Repeat each line of the material below exactly as it appears, minus any pictures.

[Raw records]
*****

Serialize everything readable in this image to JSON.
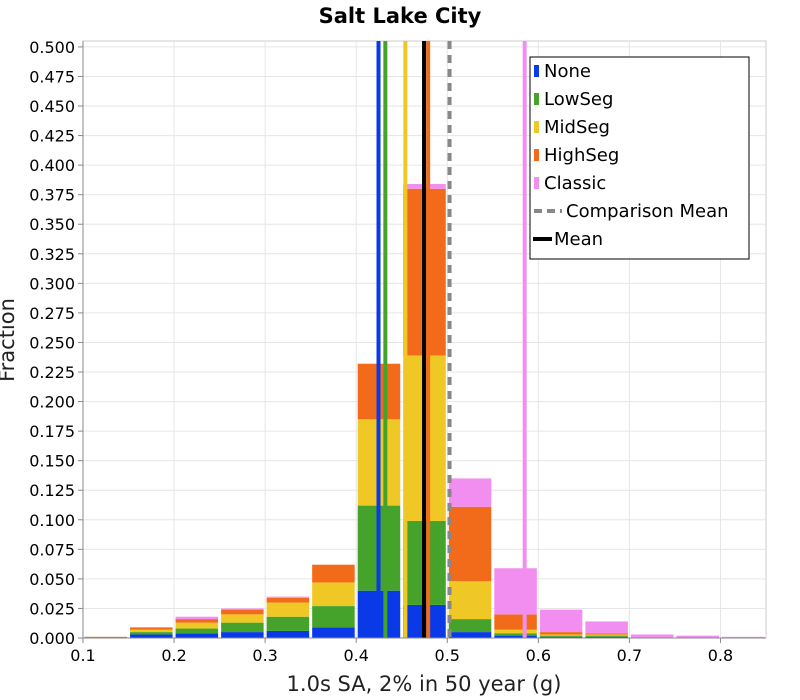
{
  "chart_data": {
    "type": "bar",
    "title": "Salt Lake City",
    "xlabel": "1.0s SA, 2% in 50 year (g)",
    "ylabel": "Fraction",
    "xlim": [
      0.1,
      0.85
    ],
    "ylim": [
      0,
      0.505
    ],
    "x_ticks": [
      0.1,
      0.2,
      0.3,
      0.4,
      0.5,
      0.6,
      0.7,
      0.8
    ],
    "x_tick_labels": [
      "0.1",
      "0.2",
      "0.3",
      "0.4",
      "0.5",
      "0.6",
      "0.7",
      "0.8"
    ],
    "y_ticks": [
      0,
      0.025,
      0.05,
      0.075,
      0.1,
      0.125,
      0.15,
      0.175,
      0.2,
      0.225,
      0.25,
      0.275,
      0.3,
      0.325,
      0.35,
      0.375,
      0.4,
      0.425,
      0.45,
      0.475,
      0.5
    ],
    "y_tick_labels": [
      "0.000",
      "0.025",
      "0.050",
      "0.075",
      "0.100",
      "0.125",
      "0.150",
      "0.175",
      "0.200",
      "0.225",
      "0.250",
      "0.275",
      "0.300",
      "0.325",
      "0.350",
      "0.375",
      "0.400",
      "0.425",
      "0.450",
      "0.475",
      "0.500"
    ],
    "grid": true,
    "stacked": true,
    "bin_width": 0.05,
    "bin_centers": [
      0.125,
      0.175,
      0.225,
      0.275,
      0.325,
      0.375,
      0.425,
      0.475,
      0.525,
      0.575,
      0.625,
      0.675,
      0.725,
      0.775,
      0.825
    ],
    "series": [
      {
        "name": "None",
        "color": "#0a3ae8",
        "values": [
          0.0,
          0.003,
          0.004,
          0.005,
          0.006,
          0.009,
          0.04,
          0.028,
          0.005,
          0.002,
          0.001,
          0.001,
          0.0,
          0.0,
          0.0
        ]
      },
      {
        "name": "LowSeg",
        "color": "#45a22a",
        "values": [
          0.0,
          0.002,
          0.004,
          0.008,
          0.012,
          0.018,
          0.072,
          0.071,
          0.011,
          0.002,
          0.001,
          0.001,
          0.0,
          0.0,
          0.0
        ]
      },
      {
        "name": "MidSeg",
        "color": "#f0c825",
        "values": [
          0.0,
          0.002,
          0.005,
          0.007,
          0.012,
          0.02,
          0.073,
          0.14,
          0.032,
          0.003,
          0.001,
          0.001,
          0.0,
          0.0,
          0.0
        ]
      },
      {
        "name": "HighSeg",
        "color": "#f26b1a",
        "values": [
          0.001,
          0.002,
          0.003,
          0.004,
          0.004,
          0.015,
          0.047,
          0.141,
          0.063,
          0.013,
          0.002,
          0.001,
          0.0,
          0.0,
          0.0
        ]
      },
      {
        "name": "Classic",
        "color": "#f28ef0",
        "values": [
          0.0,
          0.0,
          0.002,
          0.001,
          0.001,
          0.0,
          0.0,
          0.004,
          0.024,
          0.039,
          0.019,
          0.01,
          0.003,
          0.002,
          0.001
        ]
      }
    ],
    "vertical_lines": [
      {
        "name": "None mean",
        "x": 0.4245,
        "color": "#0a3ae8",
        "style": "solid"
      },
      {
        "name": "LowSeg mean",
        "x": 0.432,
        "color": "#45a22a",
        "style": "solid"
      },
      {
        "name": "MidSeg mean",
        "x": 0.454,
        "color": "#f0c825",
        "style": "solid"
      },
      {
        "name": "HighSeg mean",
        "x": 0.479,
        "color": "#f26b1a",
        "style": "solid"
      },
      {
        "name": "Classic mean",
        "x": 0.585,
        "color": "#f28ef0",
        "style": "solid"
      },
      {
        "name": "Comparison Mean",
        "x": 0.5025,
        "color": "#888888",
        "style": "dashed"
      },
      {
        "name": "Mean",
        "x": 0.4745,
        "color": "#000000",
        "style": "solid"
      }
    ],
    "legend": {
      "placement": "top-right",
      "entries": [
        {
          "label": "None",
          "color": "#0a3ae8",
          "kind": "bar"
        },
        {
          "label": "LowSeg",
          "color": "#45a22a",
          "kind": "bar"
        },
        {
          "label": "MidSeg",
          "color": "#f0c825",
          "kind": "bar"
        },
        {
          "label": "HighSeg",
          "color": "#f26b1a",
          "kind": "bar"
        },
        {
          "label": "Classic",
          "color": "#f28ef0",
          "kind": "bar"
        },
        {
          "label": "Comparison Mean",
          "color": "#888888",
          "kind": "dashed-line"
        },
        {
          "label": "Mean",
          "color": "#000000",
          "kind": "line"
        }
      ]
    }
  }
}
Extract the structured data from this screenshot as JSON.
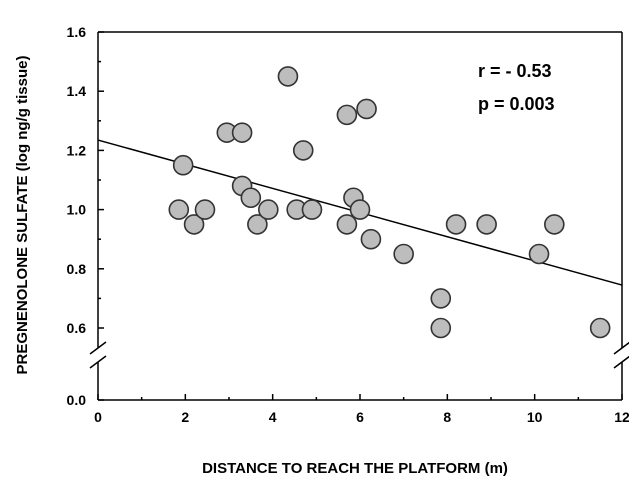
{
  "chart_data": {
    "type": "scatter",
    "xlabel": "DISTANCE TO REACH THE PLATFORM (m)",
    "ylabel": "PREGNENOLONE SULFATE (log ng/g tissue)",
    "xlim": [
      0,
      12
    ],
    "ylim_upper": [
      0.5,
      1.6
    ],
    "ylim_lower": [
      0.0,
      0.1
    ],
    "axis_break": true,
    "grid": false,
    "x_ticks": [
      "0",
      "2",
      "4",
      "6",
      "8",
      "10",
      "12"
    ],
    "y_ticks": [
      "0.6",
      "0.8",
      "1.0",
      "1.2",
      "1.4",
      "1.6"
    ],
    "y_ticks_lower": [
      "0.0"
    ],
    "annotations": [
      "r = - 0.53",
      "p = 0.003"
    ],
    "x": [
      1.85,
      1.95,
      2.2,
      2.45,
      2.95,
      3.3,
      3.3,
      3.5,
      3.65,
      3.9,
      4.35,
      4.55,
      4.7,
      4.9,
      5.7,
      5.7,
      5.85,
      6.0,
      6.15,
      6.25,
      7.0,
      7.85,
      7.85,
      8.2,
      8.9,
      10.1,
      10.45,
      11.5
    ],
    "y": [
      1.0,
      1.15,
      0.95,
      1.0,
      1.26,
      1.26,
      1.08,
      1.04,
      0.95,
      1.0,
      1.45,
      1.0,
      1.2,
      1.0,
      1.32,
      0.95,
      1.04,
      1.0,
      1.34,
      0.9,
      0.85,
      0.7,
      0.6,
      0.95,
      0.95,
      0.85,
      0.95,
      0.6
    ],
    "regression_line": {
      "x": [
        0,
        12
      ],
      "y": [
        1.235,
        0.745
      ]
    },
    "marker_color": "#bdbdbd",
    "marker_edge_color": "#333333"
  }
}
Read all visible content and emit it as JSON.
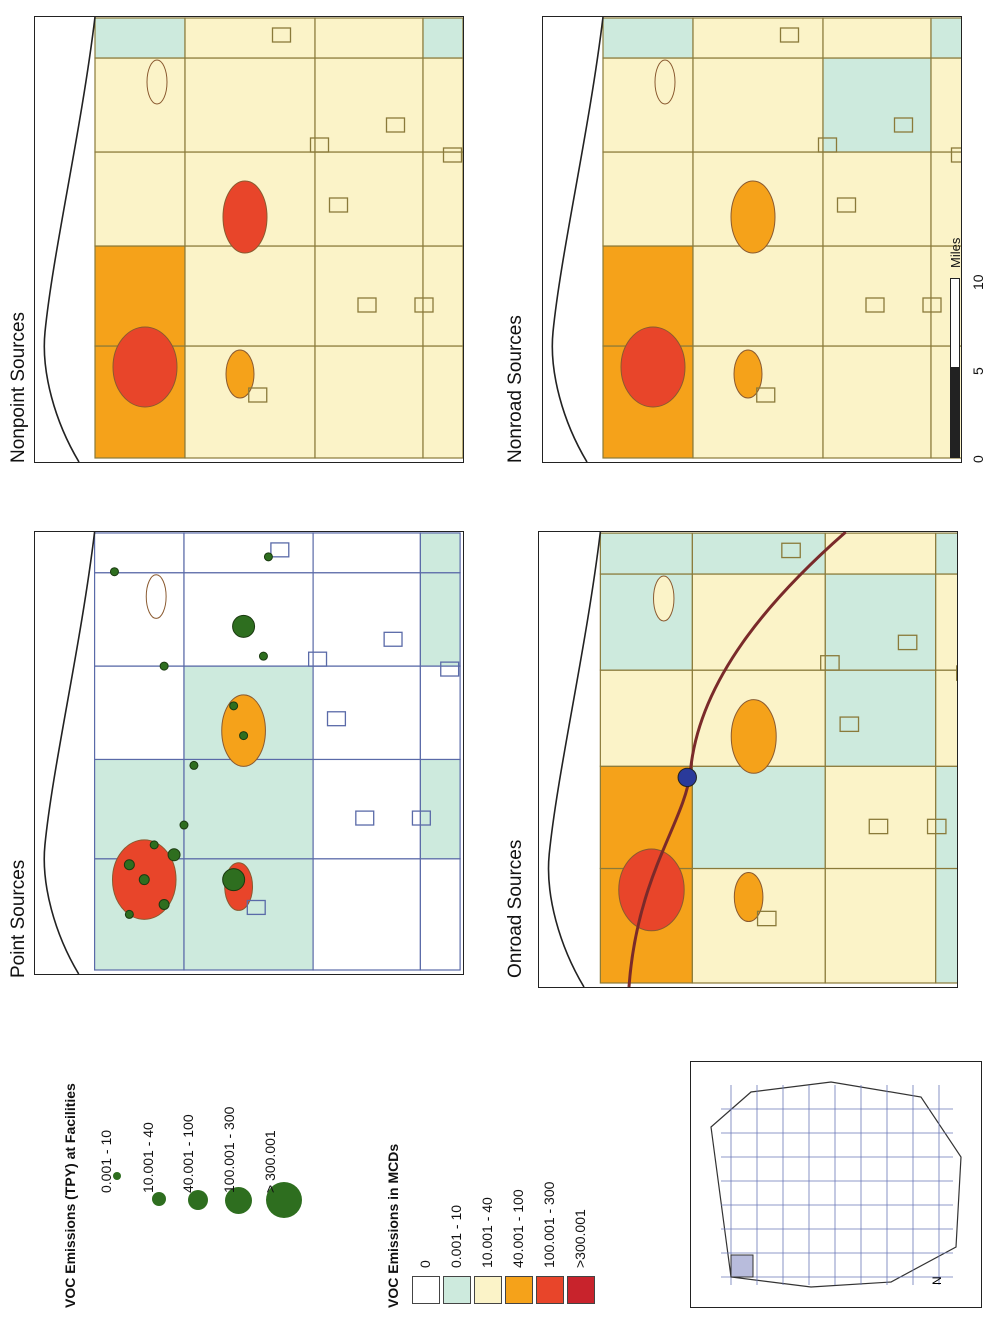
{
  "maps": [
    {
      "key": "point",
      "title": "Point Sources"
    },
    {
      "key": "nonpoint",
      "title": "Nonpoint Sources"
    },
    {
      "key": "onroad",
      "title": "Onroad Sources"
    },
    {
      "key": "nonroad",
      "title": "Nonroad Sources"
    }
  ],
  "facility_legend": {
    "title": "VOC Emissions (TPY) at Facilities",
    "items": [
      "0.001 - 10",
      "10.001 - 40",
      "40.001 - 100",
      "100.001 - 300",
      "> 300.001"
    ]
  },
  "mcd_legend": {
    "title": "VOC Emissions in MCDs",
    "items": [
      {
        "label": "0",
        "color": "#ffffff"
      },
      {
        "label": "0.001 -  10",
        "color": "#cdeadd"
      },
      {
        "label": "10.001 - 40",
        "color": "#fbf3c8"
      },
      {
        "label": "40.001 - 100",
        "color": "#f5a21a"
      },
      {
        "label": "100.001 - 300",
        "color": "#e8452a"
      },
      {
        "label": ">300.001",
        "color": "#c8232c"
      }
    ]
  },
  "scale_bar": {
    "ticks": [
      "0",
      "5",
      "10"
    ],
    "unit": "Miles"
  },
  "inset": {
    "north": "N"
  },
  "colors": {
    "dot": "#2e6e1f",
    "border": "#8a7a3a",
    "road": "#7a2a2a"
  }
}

*****

* **Final result**:
Serialize everything readable in this image to JSON.
{
  "chart_data": {
    "type": "bar",
    "title": "Salt Lake City",
    "xlabel": "1.0s SA, 2% in 50 year (g)",
    "ylabel": "Fraction",
    "xlim": [
      0.1,
      0.85
    ],
    "ylim": [
      0,
      0.505
    ],
    "x_ticks": [
      0.1,
      0.2,
      0.3,
      0.4,
      0.5,
      0.6,
      0.7,
      0.8
    ],
    "x_tick_labels": [
      "0.1",
      "0.2",
      "0.3",
      "0.4",
      "0.5",
      "0.6",
      "0.7",
      "0.8"
    ],
    "y_ticks": [
      0,
      0.025,
      0.05,
      0.075,
      0.1,
      0.125,
      0.15,
      0.175,
      0.2,
      0.225,
      0.25,
      0.275,
      0.3,
      0.325,
      0.35,
      0.375,
      0.4,
      0.425,
      0.45,
      0.475,
      0.5
    ],
    "y_tick_labels": [
      "0.000",
      "0.025",
      "0.050",
      "0.075",
      "0.100",
      "0.125",
      "0.150",
      "0.175",
      "0.200",
      "0.225",
      "0.250",
      "0.275",
      "0.300",
      "0.325",
      "0.350",
      "0.375",
      "0.400",
      "0.425",
      "0.450",
      "0.475",
      "0.500"
    ],
    "grid": true,
    "stacked": true,
    "bin_width": 0.05,
    "bin_centers": [
      0.125,
      0.175,
      0.225,
      0.275,
      0.325,
      0.375,
      0.425,
      0.475,
      0.525,
      0.575,
      0.625,
      0.675,
      0.725,
      0.775,
      0.825
    ],
    "series": [
      {
        "name": "None",
        "color": "#0a3ae8",
        "values": [
          0.0,
          0.003,
          0.004,
          0.005,
          0.006,
          0.009,
          0.04,
          0.028,
          0.005,
          0.002,
          0.001,
          0.001,
          0.0,
          0.0,
          0.0
        ]
      },
      {
        "name": "LowSeg",
        "color": "#45a22a",
        "values": [
          0.0,
          0.002,
          0.004,
          0.008,
          0.012,
          0.018,
          0.072,
          0.071,
          0.011,
          0.002,
          0.001,
          0.001,
          0.0,
          0.0,
          0.0
        ]
      },
      {
        "name": "MidSeg",
        "color": "#f0c825",
        "values": [
          0.0,
          0.002,
          0.005,
          0.007,
          0.012,
          0.02,
          0.073,
          0.14,
          0.032,
          0.003,
          0.001,
          0.001,
          0.0,
          0.0,
          0.0
        ]
      },
      {
        "name": "HighSeg",
        "color": "#f26b1a",
        "values": [
          0.001,
          0.002,
          0.003,
          0.004,
          0.004,
          0.015,
          0.047,
          0.141,
          0.063,
          0.013,
          0.002,
          0.001,
          0.0,
          0.0,
          0.0
        ]
      },
      {
        "name": "Classic",
        "color": "#f28ef0",
        "values": [
          0.0,
          0.0,
          0.002,
          0.001,
          0.001,
          0.0,
          0.0,
          0.004,
          0.024,
          0.039,
          0.019,
          0.01,
          0.003,
          0.002,
          0.001
        ]
      }
    ],
    "vertical_lines": [
      {
        "name": "None mean",
        "x": 0.4245,
        "color": "#0a3ae8",
        "style": "solid"
      },
      {
        "name": "LowSeg mean",
        "x": 0.432,
        "color": "#45a22a",
        "style": "solid"
      },
      {
        "name": "MidSeg mean",
        "x": 0.454,
        "color": "#f0c825",
        "style": "solid"
      },
      {
        "name": "HighSeg mean",
        "x": 0.479,
        "color": "#f26b1a",
        "style": "solid"
      },
      {
        "name": "Classic mean",
        "x": 0.585,
        "color": "#f28ef0",
        "style": "solid"
      },
      {
        "name": "Comparison Mean",
        "x": 0.5025,
        "color": "#888888",
        "style": "dashed"
      },
      {
        "name": "Mean",
        "x": 0.4745,
        "color": "#000000",
        "style": "solid"
      }
    ],
    "legend": {
      "placement": "top-right",
      "entries": [
        {
          "label": "None",
          "color": "#0a3ae8",
          "kind": "bar"
        },
        {
          "label": "LowSeg",
          "color": "#45a22a",
          "kind": "bar"
        },
        {
          "label": "MidSeg",
          "color": "#f0c825",
          "kind": "bar"
        },
        {
          "label": "HighSeg",
          "color": "#f26b1a",
          "kind": "bar"
        },
        {
          "label": "Classic",
          "color": "#f28ef0",
          "kind": "bar"
        },
        {
          "label": "Comparison Mean",
          "color": "#888888",
          "kind": "dashed-line"
        },
        {
          "label": "Mean",
          "color": "#000000",
          "kind": "line"
        }
      ]
    }
  }
}
Extract the structured data from this screenshot as JSON.
{
  "chart_data": {
    "type": "scatter",
    "xlabel": "DISTANCE TO REACH THE PLATFORM (m)",
    "ylabel": "PREGNENOLONE SULFATE (log ng/g tissue)",
    "xlim": [
      0,
      12
    ],
    "ylim_upper": [
      0.5,
      1.6
    ],
    "ylim_lower": [
      0.0,
      0.1
    ],
    "axis_break": true,
    "grid": false,
    "x_ticks": [
      "0",
      "2",
      "4",
      "6",
      "8",
      "10",
      "12"
    ],
    "y_ticks": [
      "0.6",
      "0.8",
      "1.0",
      "1.2",
      "1.4",
      "1.6"
    ],
    "y_ticks_lower": [
      "0.0"
    ],
    "annotations": [
      "r = - 0.53",
      "p = 0.003"
    ],
    "x": [
      1.85,
      1.95,
      2.2,
      2.45,
      2.95,
      3.3,
      3.3,
      3.5,
      3.65,
      3.9,
      4.35,
      4.55,
      4.7,
      4.9,
      5.7,
      5.7,
      5.85,
      6.0,
      6.15,
      6.25,
      7.0,
      7.85,
      7.85,
      8.2,
      8.9,
      10.1,
      10.45,
      11.5
    ],
    "y": [
      1.0,
      1.15,
      0.95,
      1.0,
      1.26,
      1.26,
      1.08,
      1.04,
      0.95,
      1.0,
      1.45,
      1.0,
      1.2,
      1.0,
      1.32,
      0.95,
      1.04,
      1.0,
      1.34,
      0.9,
      0.85,
      0.7,
      0.6,
      0.95,
      0.95,
      0.85,
      0.95,
      0.6
    ],
    "regression_line": {
      "x": [
        0,
        12
      ],
      "y": [
        1.235,
        0.745
      ]
    },
    "marker_color": "#bdbdbd",
    "marker_edge_color": "#333333"
  }
}
Read all visible content and emit it as JSON.
{
  "maps": [
    {
      "key": "point",
      "title": "Point Sources"
    },
    {
      "key": "nonpoint",
      "title": "Nonpoint Sources"
    },
    {
      "key": "onroad",
      "title": "Onroad Sources"
    },
    {
      "key": "nonroad",
      "title": "Nonroad Sources"
    }
  ],
  "facility_legend": {
    "title": "VOC Emissions (TPY) at Facilities",
    "items": [
      "0.001 - 10",
      "10.001 - 40",
      "40.001 - 100",
      "100.001 - 300",
      "> 300.001"
    ]
  },
  "mcd_legend": {
    "title": "VOC Emissions in MCDs",
    "items": [
      {
        "label": "0",
        "color": "#ffffff"
      },
      {
        "label": "0.001 -  10",
        "color": "#cdeadd"
      },
      {
        "label": "10.001 - 40",
        "color": "#fbf3c8"
      },
      {
        "label": "40.001 - 100",
        "color": "#f5a21a"
      },
      {
        "label": "100.001 - 300",
        "color": "#e8452a"
      },
      {
        "label": ">300.001",
        "color": "#c8232c"
      }
    ]
  },
  "scale_bar": {
    "ticks": [
      "0",
      "5",
      "10"
    ],
    "unit": "Miles"
  },
  "inset": {
    "north": "N"
  },
  "colors": {
    "dot": "#2e6e1f",
    "border": "#8a7a3a",
    "road": "#7a2a2a"
  }
}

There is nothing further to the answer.